** Start of ITEMS **
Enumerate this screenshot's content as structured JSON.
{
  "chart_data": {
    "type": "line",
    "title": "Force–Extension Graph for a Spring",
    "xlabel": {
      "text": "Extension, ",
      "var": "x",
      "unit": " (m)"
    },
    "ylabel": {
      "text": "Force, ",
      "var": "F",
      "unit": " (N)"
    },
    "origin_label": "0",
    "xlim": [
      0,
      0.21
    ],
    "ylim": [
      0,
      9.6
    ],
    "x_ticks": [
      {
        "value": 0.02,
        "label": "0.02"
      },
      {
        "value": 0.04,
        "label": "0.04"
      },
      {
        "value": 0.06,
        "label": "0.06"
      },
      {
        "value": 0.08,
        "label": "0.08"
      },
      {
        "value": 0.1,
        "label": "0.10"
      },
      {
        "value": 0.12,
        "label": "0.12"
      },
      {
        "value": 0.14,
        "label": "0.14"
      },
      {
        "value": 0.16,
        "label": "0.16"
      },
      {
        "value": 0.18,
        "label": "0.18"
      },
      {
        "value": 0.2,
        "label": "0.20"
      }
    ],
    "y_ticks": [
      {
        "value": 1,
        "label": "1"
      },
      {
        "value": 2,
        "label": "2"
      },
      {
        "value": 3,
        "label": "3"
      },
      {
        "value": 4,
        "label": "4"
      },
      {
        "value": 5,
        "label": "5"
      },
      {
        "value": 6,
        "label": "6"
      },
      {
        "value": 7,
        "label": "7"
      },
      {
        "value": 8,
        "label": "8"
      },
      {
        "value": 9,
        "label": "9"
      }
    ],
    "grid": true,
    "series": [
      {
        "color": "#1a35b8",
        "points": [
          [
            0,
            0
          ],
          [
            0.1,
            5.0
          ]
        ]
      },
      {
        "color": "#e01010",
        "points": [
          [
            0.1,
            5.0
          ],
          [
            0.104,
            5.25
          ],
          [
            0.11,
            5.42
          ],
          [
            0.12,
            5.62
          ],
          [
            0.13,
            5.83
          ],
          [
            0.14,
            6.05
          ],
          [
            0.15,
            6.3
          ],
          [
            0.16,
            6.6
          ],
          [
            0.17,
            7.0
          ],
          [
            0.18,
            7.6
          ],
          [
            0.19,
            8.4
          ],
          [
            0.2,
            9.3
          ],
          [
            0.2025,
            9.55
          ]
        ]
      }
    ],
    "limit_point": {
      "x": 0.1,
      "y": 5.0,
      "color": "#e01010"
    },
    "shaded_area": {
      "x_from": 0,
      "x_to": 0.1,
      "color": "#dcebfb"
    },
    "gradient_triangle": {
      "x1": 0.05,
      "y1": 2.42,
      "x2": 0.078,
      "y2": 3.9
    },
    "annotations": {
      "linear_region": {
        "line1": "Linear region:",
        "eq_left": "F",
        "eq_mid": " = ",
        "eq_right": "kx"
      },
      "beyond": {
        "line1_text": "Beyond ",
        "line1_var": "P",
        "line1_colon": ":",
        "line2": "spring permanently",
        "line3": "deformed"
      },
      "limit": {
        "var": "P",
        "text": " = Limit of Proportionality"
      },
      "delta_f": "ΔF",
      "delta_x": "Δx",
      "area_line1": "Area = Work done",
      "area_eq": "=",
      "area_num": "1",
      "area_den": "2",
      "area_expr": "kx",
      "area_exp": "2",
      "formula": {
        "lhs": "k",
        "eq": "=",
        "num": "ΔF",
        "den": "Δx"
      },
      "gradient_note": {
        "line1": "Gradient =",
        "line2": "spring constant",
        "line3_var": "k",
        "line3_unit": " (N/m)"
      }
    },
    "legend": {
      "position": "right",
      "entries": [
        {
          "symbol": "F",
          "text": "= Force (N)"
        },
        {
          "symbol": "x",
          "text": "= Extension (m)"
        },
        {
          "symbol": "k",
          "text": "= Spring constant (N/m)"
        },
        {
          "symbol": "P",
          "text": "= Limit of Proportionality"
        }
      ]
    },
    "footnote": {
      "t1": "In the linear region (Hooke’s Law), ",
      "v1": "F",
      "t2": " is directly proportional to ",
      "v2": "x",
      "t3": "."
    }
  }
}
** End of ITEMS **
Repeat the entries above exactly, leaving nothing out.

RESULT OF THE TASK —
Enumerate this screenshot's content as structured JSON.
{
  "chart_data": {
    "type": "line",
    "title": "Force–Extension Graph for a Spring",
    "xlabel": {
      "text": "Extension, ",
      "var": "x",
      "unit": " (m)"
    },
    "ylabel": {
      "text": "Force, ",
      "var": "F",
      "unit": " (N)"
    },
    "origin_label": "0",
    "xlim": [
      0,
      0.21
    ],
    "ylim": [
      0,
      9.6
    ],
    "x_ticks": [
      {
        "value": 0.02,
        "label": "0.02"
      },
      {
        "value": 0.04,
        "label": "0.04"
      },
      {
        "value": 0.06,
        "label": "0.06"
      },
      {
        "value": 0.08,
        "label": "0.08"
      },
      {
        "value": 0.1,
        "label": "0.10"
      },
      {
        "value": 0.12,
        "label": "0.12"
      },
      {
        "value": 0.14,
        "label": "0.14"
      },
      {
        "value": 0.16,
        "label": "0.16"
      },
      {
        "value": 0.18,
        "label": "0.18"
      },
      {
        "value": 0.2,
        "label": "0.20"
      }
    ],
    "y_ticks": [
      {
        "value": 1,
        "label": "1"
      },
      {
        "value": 2,
        "label": "2"
      },
      {
        "value": 3,
        "label": "3"
      },
      {
        "value": 4,
        "label": "4"
      },
      {
        "value": 5,
        "label": "5"
      },
      {
        "value": 6,
        "label": "6"
      },
      {
        "value": 7,
        "label": "7"
      },
      {
        "value": 8,
        "label": "8"
      },
      {
        "value": 9,
        "label": "9"
      }
    ],
    "grid": true,
    "series": [
      {
        "color": "#1a35b8",
        "points": [
          [
            0,
            0
          ],
          [
            0.1,
            5.0
          ]
        ]
      },
      {
        "color": "#e01010",
        "points": [
          [
            0.1,
            5.0
          ],
          [
            0.104,
            5.25
          ],
          [
            0.11,
            5.42
          ],
          [
            0.12,
            5.62
          ],
          [
            0.13,
            5.83
          ],
          [
            0.14,
            6.05
          ],
          [
            0.15,
            6.3
          ],
          [
            0.16,
            6.6
          ],
          [
            0.17,
            7.0
          ],
          [
            0.18,
            7.6
          ],
          [
            0.19,
            8.4
          ],
          [
            0.2,
            9.3
          ],
          [
            0.2025,
            9.55
          ]
        ]
      }
    ],
    "limit_point": {
      "x": 0.1,
      "y": 5.0,
      "color": "#e01010"
    },
    "shaded_area": {
      "x_from": 0,
      "x_to": 0.1,
      "color": "#dcebfb"
    },
    "gradient_triangle": {
      "x1": 0.05,
      "y1": 2.42,
      "x2": 0.078,
      "y2": 3.9
    },
    "annotations": {
      "linear_region": {
        "line1": "Linear region:",
        "eq_left": "F",
        "eq_mid": " = ",
        "eq_right": "kx"
      },
      "beyond": {
        "line1_text": "Beyond ",
        "line1_var": "P",
        "line1_colon": ":",
        "line2": "spring permanently",
        "line3": "deformed"
      },
      "limit": {
        "var": "P",
        "text": " = Limit of Proportionality"
      },
      "delta_f": "ΔF",
      "delta_x": "Δx",
      "area_line1": "Area = Work done",
      "area_eq": "=",
      "area_num": "1",
      "area_den": "2",
      "area_expr": "kx",
      "area_exp": "2",
      "formula": {
        "lhs": "k",
        "eq": "=",
        "num": "ΔF",
        "den": "Δx"
      },
      "gradient_note": {
        "line1": "Gradient =",
        "line2": "spring constant",
        "line3_var": "k",
        "line3_unit": " (N/m)"
      }
    },
    "legend": {
      "position": "right",
      "entries": [
        {
          "symbol": "F",
          "text": "= Force (N)"
        },
        {
          "symbol": "x",
          "text": "= Extension (m)"
        },
        {
          "symbol": "k",
          "text": "= Spring constant (N/m)"
        },
        {
          "symbol": "P",
          "text": "= Limit of Proportionality"
        }
      ]
    },
    "footnote": {
      "t1": "In the linear region (Hooke’s Law), ",
      "v1": "F",
      "t2": " is directly proportional to ",
      "v2": "x",
      "t3": "."
    }
  }
}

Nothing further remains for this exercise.